--- Start Excerpted data ---

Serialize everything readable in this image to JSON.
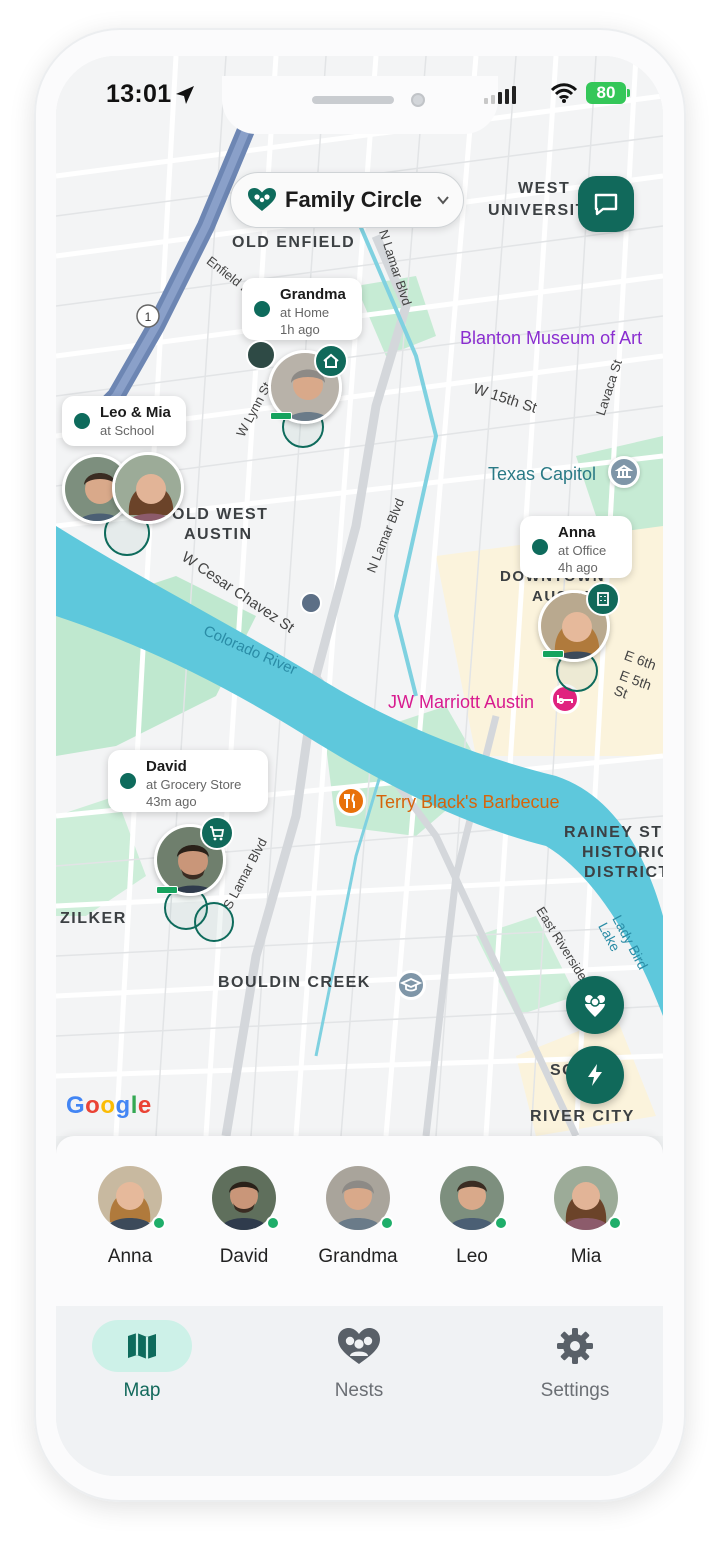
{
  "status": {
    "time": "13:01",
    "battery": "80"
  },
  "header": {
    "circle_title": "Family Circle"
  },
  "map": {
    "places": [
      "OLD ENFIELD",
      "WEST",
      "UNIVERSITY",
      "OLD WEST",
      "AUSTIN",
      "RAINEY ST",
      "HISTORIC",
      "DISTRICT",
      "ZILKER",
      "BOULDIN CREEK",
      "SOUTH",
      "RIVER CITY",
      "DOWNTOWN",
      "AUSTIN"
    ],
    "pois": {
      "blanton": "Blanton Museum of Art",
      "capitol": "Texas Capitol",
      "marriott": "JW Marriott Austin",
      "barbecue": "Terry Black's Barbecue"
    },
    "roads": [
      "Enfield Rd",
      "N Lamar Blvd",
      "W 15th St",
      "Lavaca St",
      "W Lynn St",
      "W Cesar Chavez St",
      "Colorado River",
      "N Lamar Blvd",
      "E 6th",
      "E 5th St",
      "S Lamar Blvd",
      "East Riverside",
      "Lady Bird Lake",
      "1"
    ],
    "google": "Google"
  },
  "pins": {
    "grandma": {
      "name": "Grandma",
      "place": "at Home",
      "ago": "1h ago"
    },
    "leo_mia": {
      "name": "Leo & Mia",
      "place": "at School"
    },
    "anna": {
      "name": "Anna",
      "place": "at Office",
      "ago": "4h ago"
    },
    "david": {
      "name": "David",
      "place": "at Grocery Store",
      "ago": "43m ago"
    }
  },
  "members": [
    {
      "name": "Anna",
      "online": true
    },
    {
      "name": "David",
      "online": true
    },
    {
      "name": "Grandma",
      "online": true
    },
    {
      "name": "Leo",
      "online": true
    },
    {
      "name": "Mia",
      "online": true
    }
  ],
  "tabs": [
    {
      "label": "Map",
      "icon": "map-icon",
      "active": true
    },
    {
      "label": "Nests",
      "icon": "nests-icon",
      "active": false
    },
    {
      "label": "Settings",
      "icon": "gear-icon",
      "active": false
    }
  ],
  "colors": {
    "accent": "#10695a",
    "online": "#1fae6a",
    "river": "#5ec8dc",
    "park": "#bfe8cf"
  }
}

--- End Excerpted data ---

### Do this:
Identify each line of the material where the word "icon" shows up, and copy it.

### Exercise response:
      "icon": "map-icon",
      "icon": "nests-icon",
      "icon": "gear-icon",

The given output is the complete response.